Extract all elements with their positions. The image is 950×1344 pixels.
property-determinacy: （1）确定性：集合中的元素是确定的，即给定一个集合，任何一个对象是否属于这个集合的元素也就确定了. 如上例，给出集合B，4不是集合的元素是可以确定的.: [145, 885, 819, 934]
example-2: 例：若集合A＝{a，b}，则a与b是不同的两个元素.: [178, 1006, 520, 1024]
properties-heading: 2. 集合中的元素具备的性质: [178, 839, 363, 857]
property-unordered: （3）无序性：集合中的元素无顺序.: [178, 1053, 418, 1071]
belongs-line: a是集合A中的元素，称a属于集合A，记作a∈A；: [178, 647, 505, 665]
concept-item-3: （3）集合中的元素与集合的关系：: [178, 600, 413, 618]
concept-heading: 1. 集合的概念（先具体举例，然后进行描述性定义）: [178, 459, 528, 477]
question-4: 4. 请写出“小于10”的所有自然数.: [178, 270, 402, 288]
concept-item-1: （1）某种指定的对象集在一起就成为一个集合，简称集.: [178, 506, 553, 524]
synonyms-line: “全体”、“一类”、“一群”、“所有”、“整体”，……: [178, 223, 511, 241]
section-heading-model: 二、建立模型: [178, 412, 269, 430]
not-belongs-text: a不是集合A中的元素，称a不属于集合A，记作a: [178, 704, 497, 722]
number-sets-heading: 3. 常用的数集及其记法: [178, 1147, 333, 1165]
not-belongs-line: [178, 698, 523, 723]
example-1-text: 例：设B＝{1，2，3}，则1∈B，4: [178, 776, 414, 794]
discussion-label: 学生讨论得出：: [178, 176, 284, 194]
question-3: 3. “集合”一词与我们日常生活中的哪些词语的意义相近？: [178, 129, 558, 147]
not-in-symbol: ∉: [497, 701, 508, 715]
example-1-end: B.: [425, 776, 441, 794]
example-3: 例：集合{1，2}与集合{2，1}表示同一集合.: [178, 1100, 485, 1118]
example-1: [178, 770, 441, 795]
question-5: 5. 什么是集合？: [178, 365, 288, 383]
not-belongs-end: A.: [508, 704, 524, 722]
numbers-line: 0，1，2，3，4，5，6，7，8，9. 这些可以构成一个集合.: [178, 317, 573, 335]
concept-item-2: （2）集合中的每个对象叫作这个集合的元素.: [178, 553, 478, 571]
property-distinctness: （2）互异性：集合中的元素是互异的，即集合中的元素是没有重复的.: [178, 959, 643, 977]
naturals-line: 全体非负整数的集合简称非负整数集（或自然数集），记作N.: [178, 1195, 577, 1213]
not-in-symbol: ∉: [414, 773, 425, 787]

------------------------------------------------------------

▶ **Exercise objective**
Copy out every line of the records above without any change, in the same order and with all coordinates.

▶ **Right answer**
Extract all elements with their positions. The image is 950×1344 pixels.
property-determinacy: （1）确定性：集合中的元素是确定的，即给定一个集合，任何一个对象是否属于这个集合的元素也就确定了. 如上例，给出集合B，4不是集合的元素是可以确定的.: [145, 885, 819, 934]
example-2: 例：若集合A＝{a，b}，则a与b是不同的两个元素.: [178, 1006, 520, 1024]
properties-heading: 2. 集合中的元素具备的性质: [178, 839, 363, 857]
property-unordered: （3）无序性：集合中的元素无顺序.: [178, 1053, 418, 1071]
belongs-line: a是集合A中的元素，称a属于集合A，记作a∈A；: [178, 647, 505, 665]
concept-item-3: （3）集合中的元素与集合的关系：: [178, 600, 413, 618]
concept-heading: 1. 集合的概念（先具体举例，然后进行描述性定义）: [178, 459, 528, 477]
question-4: 4. 请写出“小于10”的所有自然数.: [178, 270, 402, 288]
concept-item-1: （1）某种指定的对象集在一起就成为一个集合，简称集.: [178, 506, 553, 524]
synonyms-line: “全体”、“一类”、“一群”、“所有”、“整体”，……: [178, 223, 511, 241]
section-heading-model: 二、建立模型: [178, 412, 269, 430]
not-belongs-text: a不是集合A中的元素，称a不属于集合A，记作a: [178, 704, 497, 722]
number-sets-heading: 3. 常用的数集及其记法: [178, 1147, 333, 1165]
not-belongs-line: [178, 698, 523, 723]
example-1-text: 例：设B＝{1，2，3}，则1∈B，4: [178, 776, 414, 794]
discussion-label: 学生讨论得出：: [178, 176, 284, 194]
question-3: 3. “集合”一词与我们日常生活中的哪些词语的意义相近？: [178, 129, 558, 147]
not-in-symbol: ∉: [497, 701, 508, 715]
example-1-end: B.: [425, 776, 441, 794]
example-3: 例：集合{1，2}与集合{2，1}表示同一集合.: [178, 1100, 485, 1118]
example-1: [178, 770, 441, 795]
question-5: 5. 什么是集合？: [178, 365, 288, 383]
not-belongs-end: A.: [508, 704, 524, 722]
numbers-line: 0，1，2，3，4，5，6，7，8，9. 这些可以构成一个集合.: [178, 317, 573, 335]
concept-item-2: （2）集合中的每个对象叫作这个集合的元素.: [178, 553, 478, 571]
property-distinctness: （2）互异性：集合中的元素是互异的，即集合中的元素是没有重复的.: [178, 959, 643, 977]
naturals-line: 全体非负整数的集合简称非负整数集（或自然数集），记作N.: [178, 1195, 577, 1213]
not-in-symbol: ∉: [414, 773, 425, 787]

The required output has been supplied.